- **Problem details**: Copy the records below exactly, leaving out any pictures.

+ + + + + + +

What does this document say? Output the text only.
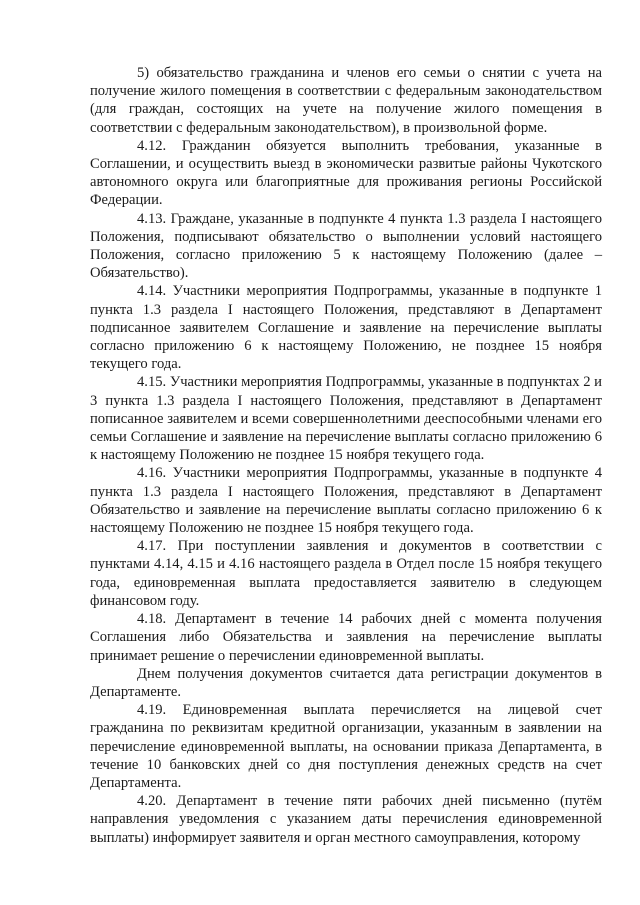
5) обязательство гражданина и членов его семьи о снятии с учета на получение жилого помещения в соответствии с федеральным законодательством (для граждан, состоящих на учете на получение жилого помещения в соответствии с федеральным законодательством), в произвольной форме.

4.12. Гражданин обязуется выполнить требования, указанные в Соглашении, и осуществить выезд в экономически развитые районы Чукотского автономного округа или благоприятные для проживания регионы Российской Федерации.

4.13. Граждане, указанные в подпункте 4 пункта 1.3 раздела I настоящего Положения, подписывают обязательство о выполнении условий настоящего Положения, согласно приложению 5 к настоящему Положению (далее – Обязательство).

4.14. Участники мероприятия Подпрограммы, указанные в подпункте 1 пункта 1.3 раздела I настоящего Положения, представляют в Департамент подписанное заявителем Соглашение и заявление на перечисление выплаты согласно приложению 6 к настоящему Положению, не позднее 15 ноября текущего года.

4.15. Участники мероприятия Подпрограммы, указанные в подпунктах 2 и 3 пункта 1.3 раздела I настоящего Положения, представляют в Департамент пописанное заявителем и всеми совершеннолетними дееспособными членами его семьи Соглашение и заявление на перечисление выплаты согласно приложению 6 к настоящему Положению не позднее 15 ноября текущего года.

4.16. Участники мероприятия Подпрограммы, указанные в подпункте 4 пункта 1.3 раздела I настоящего Положения, представляют в Департамент Обязательство и заявление на перечисление выплаты согласно приложению 6 к настоящему Положению не позднее 15 ноября текущего года.

4.17. При поступлении заявления и документов в соответствии с пунктами 4.14, 4.15 и 4.16 настоящего раздела в Отдел после 15 ноября текущего года, единовременная выплата предоставляется заявителю в следующем финансовом году.

4.18. Департамент в течение 14 рабочих дней с момента получения Соглашения либо Обязательства и заявления на перечисление выплаты принимает решение о перечислении единовременной выплаты.

Днем получения документов считается дата регистрации документов в Департаменте.

4.19. Единовременная выплата перечисляется на лицевой счет гражданина по реквизитам кредитной организации, указанным в заявлении на перечисление единовременной выплаты, на основании приказа Департамента, в течение 10 банковских дней со дня поступления денежных средств на счет Департамента.

4.20. Департамент в течение пяти рабочих дней письменно (путём направления уведомления с указанием даты перечисления единовременной выплаты) информирует заявителя и орган местного самоуправления, которому
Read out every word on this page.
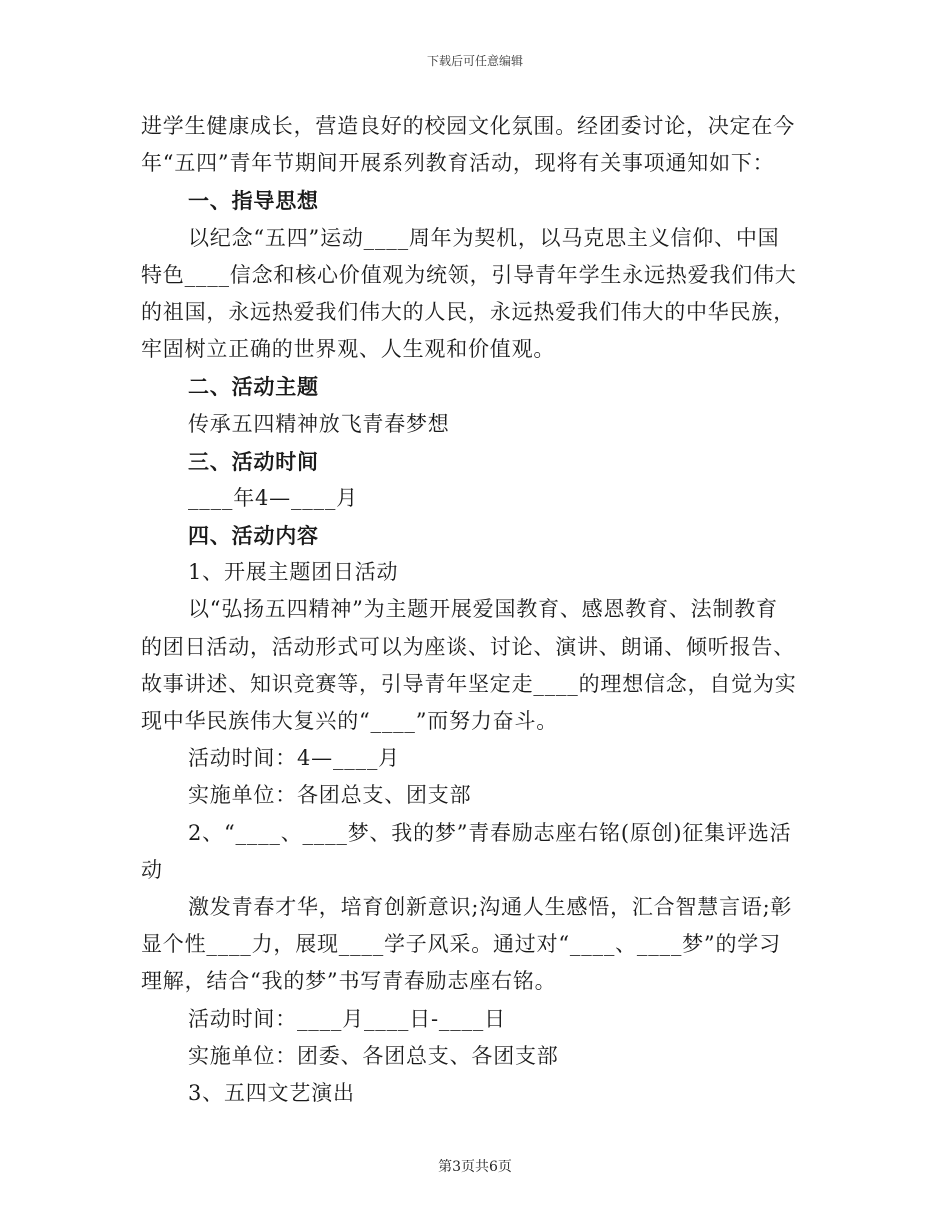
下载后可任意编辑
进学生健康成长，营造良好的校园文化氛围。经团委讨论，决定在今
年“五四”青年节期间开展系列教育活动，现将有关事项通知如下：
一、指导思想
以纪念“五四”运动____周年为契机，以马克思主义信仰、中国
特色____信念和核心价值观为统领，引导青年学生永远热爱我们伟大
的祖国，永远热爱我们伟大的人民，永远热爱我们伟大的中华民族，
牢固树立正确的世界观、人生观和价值观。
二、活动主题
传承五四精神放飞青春梦想
三、活动时间
____年4—____月
四、活动内容
1、开展主题团日活动
以“弘扬五四精神”为主题开展爱国教育、感恩教育、法制教育
的团日活动，活动形式可以为座谈、讨论、演讲、朗诵、倾听报告、
故事讲述、知识竞赛等，引导青年坚定走____的理想信念，自觉为实
现中华民族伟大复兴的“____”而努力奋斗。
活动时间：4—____月
实施单位：各团总支、团支部
2、“____、____梦、我的梦”青春励志座右铭(原创)征集评选活
动
激发青春才华，培育创新意识;沟通人生感悟，汇合智慧言语;彰
显个性____力，展现____学子风采。通过对“____、____梦”的学习
理解，结合“我的梦”书写青春励志座右铭。
活动时间：____月____日-____日
实施单位：团委、各团总支、各团支部
3、五四文艺演出
第3页共6页
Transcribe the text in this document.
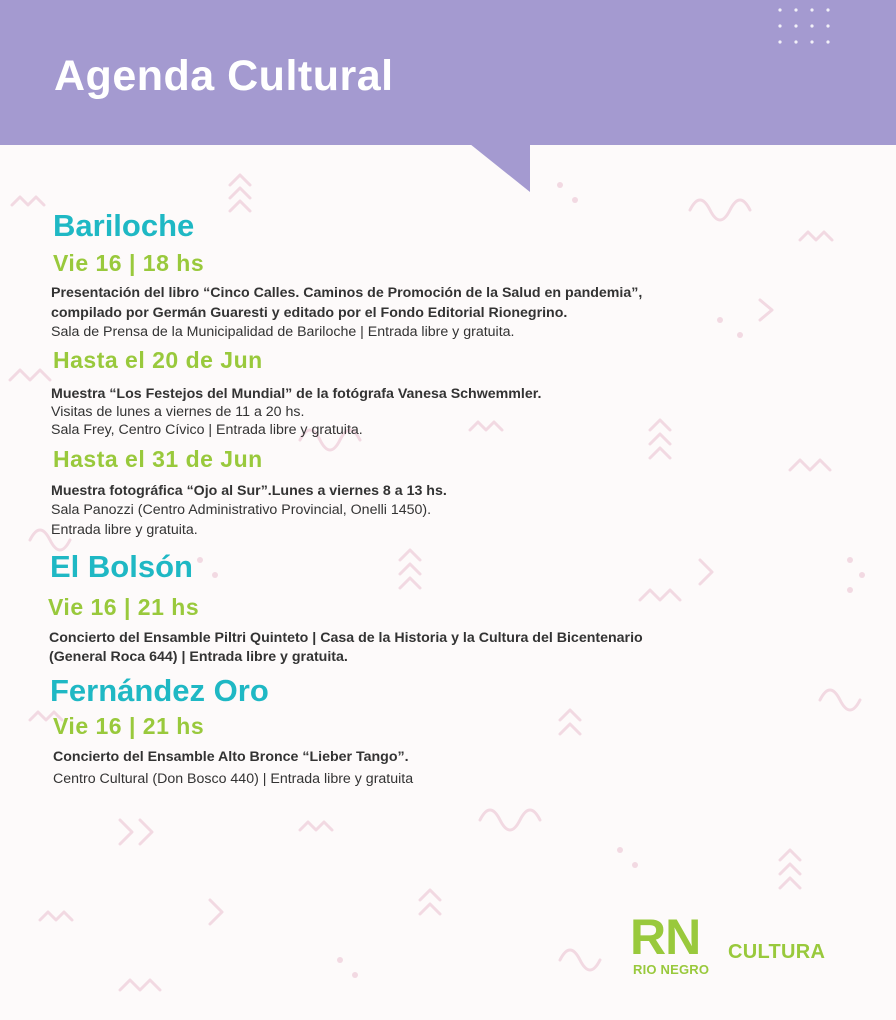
Agenda Cultural
Bariloche
Vie 16 | 18 hs

Presentación del libro “Cinco Calles. Caminos de Promoción de la Salud en pandemia”,

compilado por Germán Guaresti y editado por el Fondo Editorial Rionegrino.

Sala de Prensa de la Municipalidad de Bariloche | Entrada libre y gratuita.

Hasta el 20 de Jun

Muestra “Los Festejos del Mundial” de la fotógrafa Vanesa Schwemmler.

Visitas de lunes a viernes de 11 a 20 hs.

Sala Frey, Centro Cívico | Entrada libre y gratuita.

Hasta el 31 de Jun

Muestra fotográfica “Ojo al Sur”.Lunes a viernes 8 a 13 hs.

Sala Panozzi (Centro Administrativo Provincial, Onelli 1450).

Entrada libre y gratuita.

El Bolsón
Vie 16 | 21 hs

Concierto del Ensamble Piltri Quinteto | Casa de la Historia y la Cultura del Bicentenario

(General Roca 644) | Entrada libre y gratuita.

Fernández Oro
Vie 16 | 21 hs

Concierto del Ensamble Alto Bronce “Lieber Tango”.

Centro Cultural (Don Bosco 440) | Entrada libre y gratuita

RN
RIO NEGRO
CULTURA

+ + + + + + +

- **Correct result**:
What does this document say? Output the text only.
5) обязательство гражданина и членов его семьи о снятии с учета на получение жилого помещения в соответствии с федеральным законодательством (для граждан, состоящих на учете на получение жилого помещения в соответствии с федеральным законодательством), в произвольной форме.

4.12. Гражданин обязуется выполнить требования, указанные в Соглашении, и осуществить выезд в экономически развитые районы Чукотского автономного округа или благоприятные для проживания регионы Российской Федерации.

4.13. Граждане, указанные в подпункте 4 пункта 1.3 раздела I настоящего Положения, подписывают обязательство о выполнении условий настоящего Положения, согласно приложению 5 к настоящему Положению (далее – Обязательство).

4.14. Участники мероприятия Подпрограммы, указанные в подпункте 1 пункта 1.3 раздела I настоящего Положения, представляют в Департамент подписанное заявителем Соглашение и заявление на перечисление выплаты согласно приложению 6 к настоящему Положению, не позднее 15 ноября текущего года.

4.15. Участники мероприятия Подпрограммы, указанные в подпунктах 2 и 3 пункта 1.3 раздела I настоящего Положения, представляют в Департамент пописанное заявителем и всеми совершеннолетними дееспособными членами его семьи Соглашение и заявление на перечисление выплаты согласно приложению 6 к настоящему Положению не позднее 15 ноября текущего года.

4.16. Участники мероприятия Подпрограммы, указанные в подпункте 4 пункта 1.3 раздела I настоящего Положения, представляют в Департамент Обязательство и заявление на перечисление выплаты согласно приложению 6 к настоящему Положению не позднее 15 ноября текущего года.

4.17. При поступлении заявления и документов в соответствии с пунктами 4.14, 4.15 и 4.16 настоящего раздела в Отдел после 15 ноября текущего года, единовременная выплата предоставляется заявителю в следующем финансовом году.

4.18. Департамент в течение 14 рабочих дней с момента получения Соглашения либо Обязательства и заявления на перечисление выплаты принимает решение о перечислении единовременной выплаты.

Днем получения документов считается дата регистрации документов в Департаменте.

4.19. Единовременная выплата перечисляется на лицевой счет гражданина по реквизитам кредитной организации, указанным в заявлении на перечисление единовременной выплаты, на основании приказа Департамента, в течение 10 банковских дней со дня поступления денежных средств на счет Департамента.

4.20. Департамент в течение пяти рабочих дней письменно (путём направления уведомления с указанием даты перечисления единовременной выплаты) информирует заявителя и орган местного самоуправления, которому
Read out every word on this page.
下载后可任意编辑
进学生健康成长，营造良好的校园文化氛围。经团委讨论，决定在今
年“五四”青年节期间开展系列教育活动，现将有关事项通知如下：
一、指导思想
以纪念“五四”运动____周年为契机，以马克思主义信仰、中国
特色____信念和核心价值观为统领，引导青年学生永远热爱我们伟大
的祖国，永远热爱我们伟大的人民，永远热爱我们伟大的中华民族，
牢固树立正确的世界观、人生观和价值观。
二、活动主题
传承五四精神放飞青春梦想
三、活动时间
____年4—____月
四、活动内容
1、开展主题团日活动
以“弘扬五四精神”为主题开展爱国教育、感恩教育、法制教育
的团日活动，活动形式可以为座谈、讨论、演讲、朗诵、倾听报告、
故事讲述、知识竞赛等，引导青年坚定走____的理想信念，自觉为实
现中华民族伟大复兴的“____”而努力奋斗。
活动时间：4—____月
实施单位：各团总支、团支部
2、“____、____梦、我的梦”青春励志座右铭(原创)征集评选活
动
激发青春才华，培育创新意识;沟通人生感悟，汇合智慧言语;彰
显个性____力，展现____学子风采。通过对“____、____梦”的学习
理解，结合“我的梦”书写青春励志座右铭。
活动时间：____月____日-____日
实施单位：团委、各团总支、各团支部
3、五四文艺演出
第3页共6页
Transcribe the text in this document.
Agenda Cultural
Bariloche
Vie 16 | 18 hs

Presentación del libro “Cinco Calles. Caminos de Promoción de la Salud en pandemia”,

compilado por Germán Guaresti y editado por el Fondo Editorial Rionegrino.

Sala de Prensa de la Municipalidad de Bariloche | Entrada libre y gratuita.

Hasta el 20 de Jun

Muestra “Los Festejos del Mundial” de la fotógrafa Vanesa Schwemmler.

Visitas de lunes a viernes de 11 a 20 hs.

Sala Frey, Centro Cívico | Entrada libre y gratuita.

Hasta el 31 de Jun

Muestra fotográfica “Ojo al Sur”.Lunes a viernes 8 a 13 hs.

Sala Panozzi (Centro Administrativo Provincial, Onelli 1450).

Entrada libre y gratuita.

El Bolsón
Vie 16 | 21 hs

Concierto del Ensamble Piltri Quinteto | Casa de la Historia y la Cultura del Bicentenario

(General Roca 644) | Entrada libre y gratuita.

Fernández Oro
Vie 16 | 21 hs

Concierto del Ensamble Alto Bronce “Lieber Tango”.

Centro Cultural (Don Bosco 440) | Entrada libre y gratuita

RN
RIO NEGRO
CULTURA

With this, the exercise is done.